At the time, I genuinely believed life worked that way. I thought if I stayed disciplined enough, worked hard enough, and kept moving toward that version of success I had created in my head, eventually I would arrive there and everything would feel exactly the way I imagined it would.

But I think one of the strangest parts of growing up is realizing that sometimes you get older and begin questioning whether the things you once wanted are actually still meant for you. Over the last few years, I’ve had to come to terms with the fact that some of the things I worked incredibly hard for either no longer feel aligned with who I am now or, in some cases, I reached them only to realize they weren’t nearly as fulfilling as I thought they would be.

And I think what I’m learning in this current season of my life is how to grieve that a little bit.

Not because I failed or because I’m unhappy with where I am, but because there is something deeply uncomfortable about realizing the version of yourself you spent years trying to become is no longer the version you’re meant to grow into.

Given material →
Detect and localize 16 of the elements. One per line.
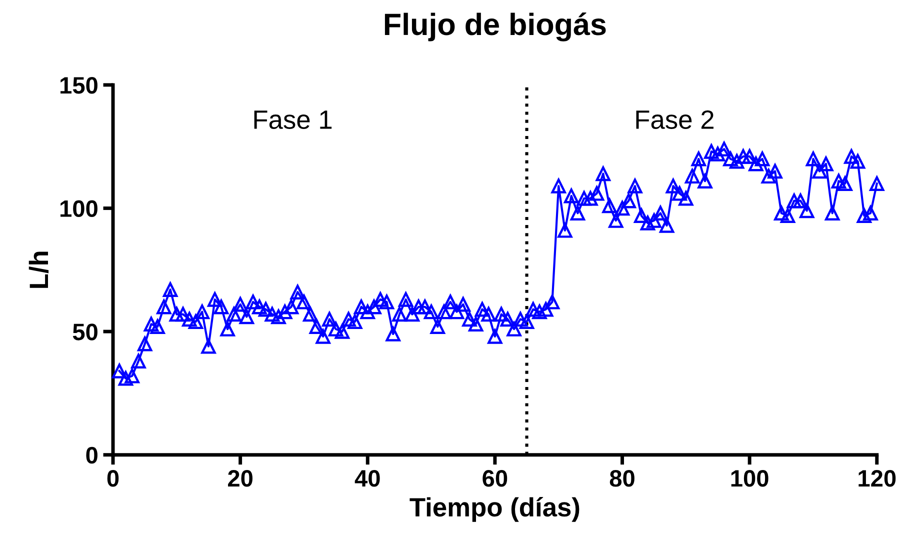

What you are asked to do →
Rewrite the part of the passage about outgrown goals that opens with "At the time, I" and closes with "a little bit.", putting "focused" in place of "disciplined". The lines shown after the passage about outgrown goals have no connection to it.

Final result →
At the time, I genuinely believed life worked that way. I thought if I stayed focused enough, worked hard enough, and kept moving toward that version of success I had created in my head, eventually I would arrive there and everything would feel exactly the way I imagined it would.

But I think one of the strangest parts of growing up is realizing that sometimes you get older and begin questioning whether the things you once wanted are actually still meant for you. Over the last few years, I’ve had to come to terms with the fact that some of the things I worked incredibly hard for either no longer feel aligned with who I am now or, in some cases, I reached them only to realize they weren’t nearly as fulfilling as I thought they would be.

And I think what I’m learning in this current season of my life is how to grieve that a little bit.